─── PROVIDED RECORDS
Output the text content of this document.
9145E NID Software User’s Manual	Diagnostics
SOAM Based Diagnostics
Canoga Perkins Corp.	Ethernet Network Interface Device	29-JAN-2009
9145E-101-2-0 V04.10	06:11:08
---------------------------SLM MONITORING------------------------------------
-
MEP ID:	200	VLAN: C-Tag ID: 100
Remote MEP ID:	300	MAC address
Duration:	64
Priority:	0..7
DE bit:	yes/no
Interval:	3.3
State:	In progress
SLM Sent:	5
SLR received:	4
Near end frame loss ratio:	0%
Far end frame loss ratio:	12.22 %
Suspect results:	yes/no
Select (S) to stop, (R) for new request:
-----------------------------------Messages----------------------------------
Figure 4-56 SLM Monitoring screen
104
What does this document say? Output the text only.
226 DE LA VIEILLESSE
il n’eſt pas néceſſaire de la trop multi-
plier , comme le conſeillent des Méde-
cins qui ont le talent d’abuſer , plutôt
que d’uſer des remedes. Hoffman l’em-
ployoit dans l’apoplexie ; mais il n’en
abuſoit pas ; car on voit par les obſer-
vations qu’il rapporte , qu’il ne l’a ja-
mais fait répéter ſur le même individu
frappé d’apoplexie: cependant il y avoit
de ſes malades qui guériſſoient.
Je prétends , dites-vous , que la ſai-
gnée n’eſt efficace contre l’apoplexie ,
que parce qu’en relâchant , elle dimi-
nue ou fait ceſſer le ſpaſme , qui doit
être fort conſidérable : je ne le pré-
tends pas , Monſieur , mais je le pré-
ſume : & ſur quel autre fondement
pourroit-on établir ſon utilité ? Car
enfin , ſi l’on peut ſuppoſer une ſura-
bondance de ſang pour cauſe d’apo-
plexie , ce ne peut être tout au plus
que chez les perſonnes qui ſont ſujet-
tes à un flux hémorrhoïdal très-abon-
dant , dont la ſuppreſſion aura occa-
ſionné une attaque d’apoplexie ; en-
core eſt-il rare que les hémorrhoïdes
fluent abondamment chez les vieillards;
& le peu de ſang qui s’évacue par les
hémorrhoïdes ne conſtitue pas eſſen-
──────
EXERCISE DIRECTIONS:
Only lines with the string "frame" belong in your answer; copy each one.

COMPLETED TASK:
Near end frame loss ratio:	0%
Far end frame loss ratio:	12.22 %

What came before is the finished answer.